### RECORDS SUPPLIED
• • • • •

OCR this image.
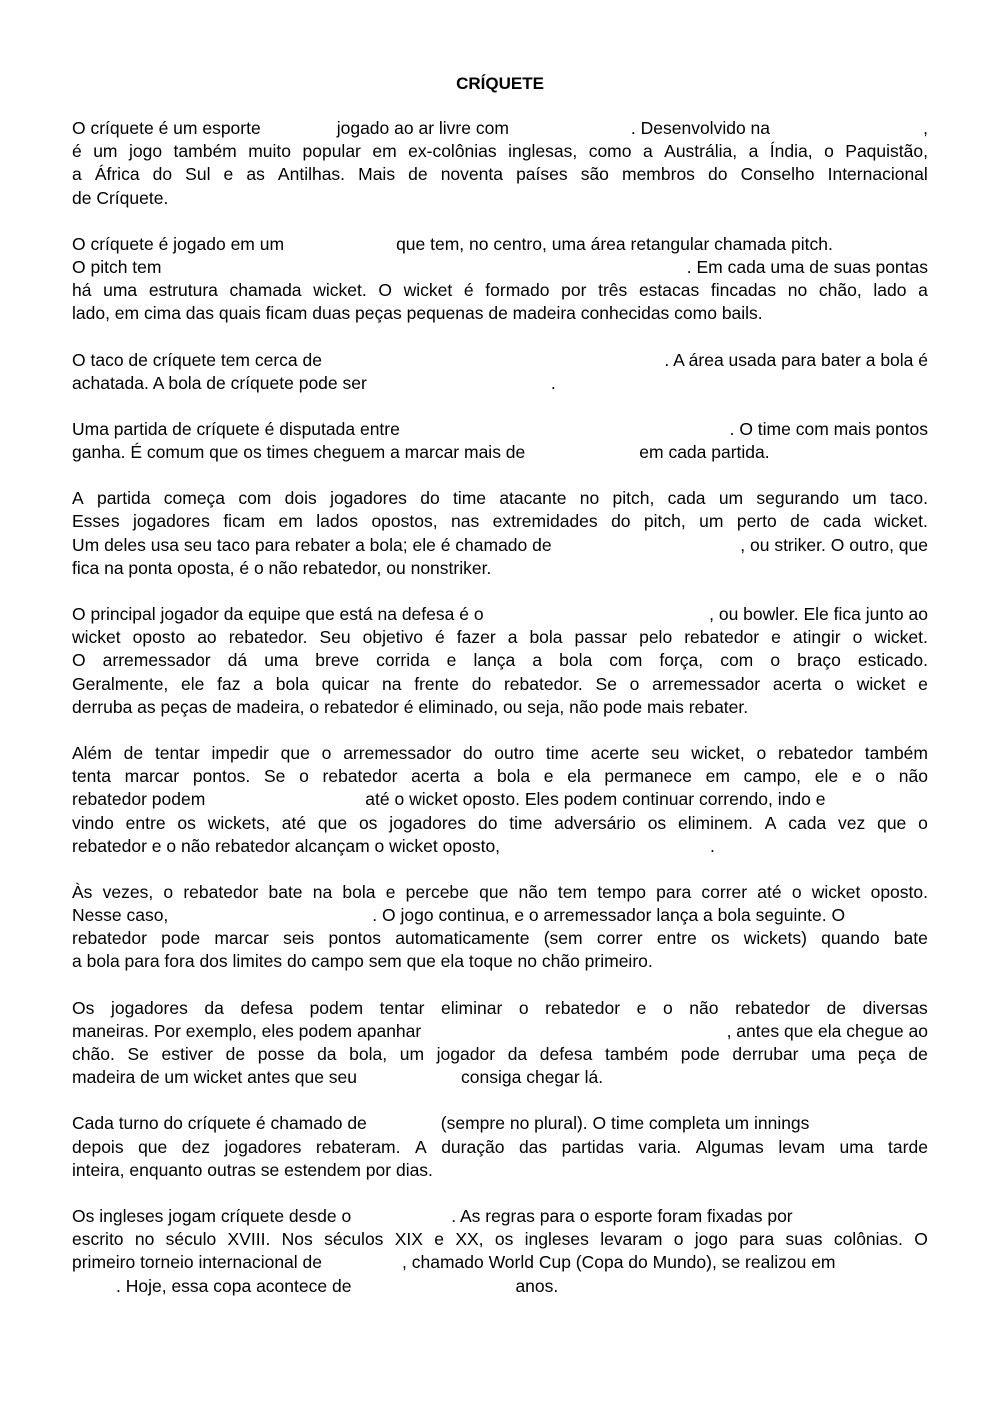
CRÍQUETE
O críquete é um esporte	jogado ao ar livre com	. Desenvolvido na	,
é um jogo também muito popular em ex-colônias inglesas, como a Austrália, a Índia, o Paquistão,
a África do Sul e as Antilhas. Mais de noventa países são membros do Conselho Internacional
de Críquete.
O críquete é jogado em um	que tem, no centro, uma área retangular chamada pitch.
O pitch tem	. Em cada uma de suas pontas
há uma estrutura chamada wicket. O wicket é formado por três estacas fincadas no chão, lado a
lado, em cima das quais ficam duas peças pequenas de madeira conhecidas como bails.
O taco de críquete tem cerca de	. A área usada para bater a bola é
achatada. A bola de críquete pode ser	.
Uma partida de críquete é disputada entre	. O time com mais pontos
ganha. É comum que os times cheguem a marcar mais de	em cada partida.
A partida começa com dois jogadores do time atacante no pitch, cada um segurando um taco.
Esses jogadores ficam em lados opostos, nas extremidades do pitch, um perto de cada wicket.
Um deles usa seu taco para rebater a bola; ele é chamado de	, ou striker. O outro, que
fica na ponta oposta, é o não rebatedor, ou nonstriker.
O principal jogador da equipe que está na defesa é o	, ou bowler. Ele fica junto ao
wicket oposto ao rebatedor. Seu objetivo é fazer a bola passar pelo rebatedor e atingir o wicket.
O arremessador dá uma breve corrida e lança a bola com força, com o braço esticado.
Geralmente, ele faz a bola quicar na frente do rebatedor. Se o arremessador acerta o wicket e
derruba as peças de madeira, o rebatedor é eliminado, ou seja, não pode mais rebater.
Além de tentar impedir que o arremessador do outro time acerte seu wicket, o rebatedor também
tenta marcar pontos. Se o rebatedor acerta a bola e ela permanece em campo, ele e o não
rebatedor podem	até o wicket oposto. Eles podem continuar correndo, indo e
vindo entre os wickets, até que os jogadores do time adversário os eliminem. A cada vez que o
rebatedor e o não rebatedor alcançam o wicket oposto,	.
Às vezes, o rebatedor bate na bola e percebe que não tem tempo para correr até o wicket oposto.
Nesse caso,	. O jogo continua, e o arremessador lança a bola seguinte. O
rebatedor pode marcar seis pontos automaticamente (sem correr entre os wickets) quando bate
a bola para fora dos limites do campo sem que ela toque no chão primeiro.
Os jogadores da defesa podem tentar eliminar o rebatedor e o não rebatedor de diversas
maneiras. Por exemplo, eles podem apanhar	, antes que ela chegue ao
chão. Se estiver de posse da bola, um jogador da defesa também pode derrubar uma peça de
madeira de um wicket antes que seu	consiga chegar lá.
Cada turno do críquete é chamado de	(sempre no plural). O time completa um innings
depois que dez jogadores rebateram. A duração das partidas varia. Algumas levam uma tarde
inteira, enquanto outras se estendem por dias.
Os ingleses jogam críquete desde o	. As regras para o esporte foram fixadas por
escrito no século XVIII. Nos séculos XIX e XX, os ingleses levaram o jogo para suas colônias. O
primeiro torneio internacional de	, chamado World Cup (Copa do Mundo), se realizou em
. Hoje, essa copa acontece de	anos.
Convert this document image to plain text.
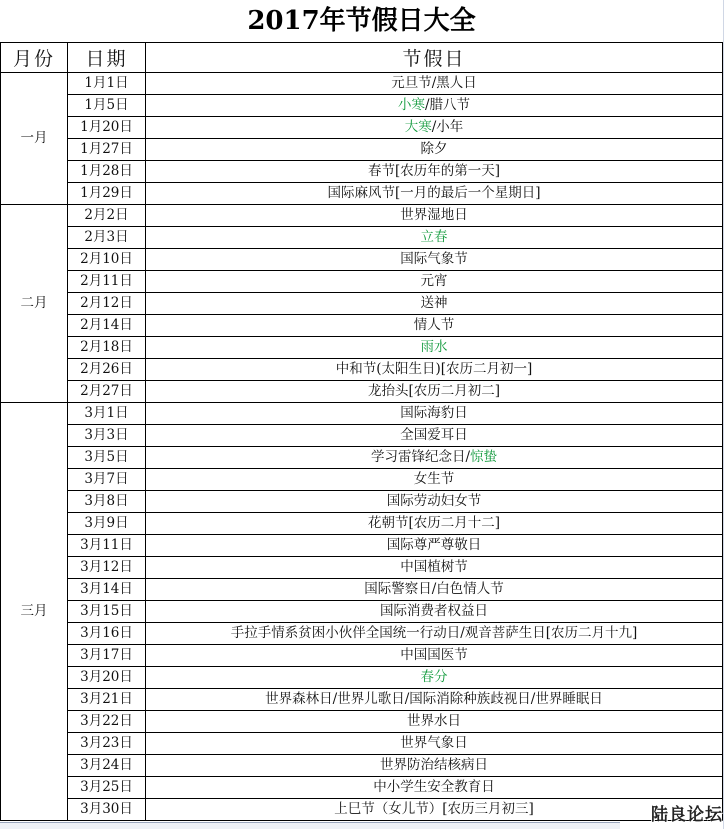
2017年节假日大全
月份	日期	节假日
一月	1月1日	元旦节/黑人日
	1月5日	小寒/腊八节
	1月20日	大寒/小年
	1月27日	除夕
	1月28日	春节[农历年的第一天]
	1月29日	国际麻风节[一月的最后一个星期日]
二月	2月2日	世界湿地日
	2月3日	立春
	2月10日	国际气象节
	2月11日	元宵
	2月12日	送神
	2月14日	情人节
	2月18日	雨水
	2月26日	中和节(太阳生日)[农历二月初一]
	2月27日	龙抬头[农历二月初二]
三月	3月1日	国际海豹日
	3月3日	全国爱耳日
	3月5日	学习雷锋纪念日/惊蛰
	3月7日	女生节
	3月8日	国际劳动妇女节
	3月9日	花朝节[农历二月十二]
	3月11日	国际尊严尊敬日
	3月12日	中国植树节
	3月14日	国际警察日/白色情人节
	3月15日	国际消费者权益日
	3月16日	手拉手情系贫困小伙伴全国统一行动日/观音菩萨生日[农历二月十九]
	3月17日	中国国医节
	3月20日	春分
	3月21日	世界森林日/世界儿歌日/国际消除种族歧视日/世界睡眠日
	3月22日	世界水日
	3月23日	世界气象日
	3月24日	世界防治结核病日
	3月25日	中小学生安全教育日
	3月30日	上巳节（女儿节）[农历三月初三]	陆良论坛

• • • • •

### DIRECTIONS
Take the line that contains "Convert this document image to plain text." as the first and the last line of the records as the end, and please quote those lines exactly, pictures omitted.

### THE RESPONSE
Convert this document image to plain text.
2017年节假日大全
月份	日期	节假日
一月	1月1日	元旦节/黑人日
	1月5日	小寒/腊八节
	1月20日	大寒/小年
	1月27日	除夕
	1月28日	春节[农历年的第一天]
	1月29日	国际麻风节[一月的最后一个星期日]
二月	2月2日	世界湿地日
	2月3日	立春
	2月10日	国际气象节
	2月11日	元宵
	2月12日	送神
	2月14日	情人节
	2月18日	雨水
	2月26日	中和节(太阳生日)[农历二月初一]
	2月27日	龙抬头[农历二月初二]
三月	3月1日	国际海豹日
	3月3日	全国爱耳日
	3月5日	学习雷锋纪念日/惊蛰
	3月7日	女生节
	3月8日	国际劳动妇女节
	3月9日	花朝节[农历二月十二]
	3月11日	国际尊严尊敬日
	3月12日	中国植树节
	3月14日	国际警察日/白色情人节
	3月15日	国际消费者权益日
	3月16日	手拉手情系贫困小伙伴全国统一行动日/观音菩萨生日[农历二月十九]
	3月17日	中国国医节
	3月20日	春分
	3月21日	世界森林日/世界儿歌日/国际消除种族歧视日/世界睡眠日
	3月22日	世界水日
	3月23日	世界气象日
	3月24日	世界防治结核病日
	3月25日	中小学生安全教育日
	3月30日	上巳节（女儿节）[农历三月初三]	陆良论坛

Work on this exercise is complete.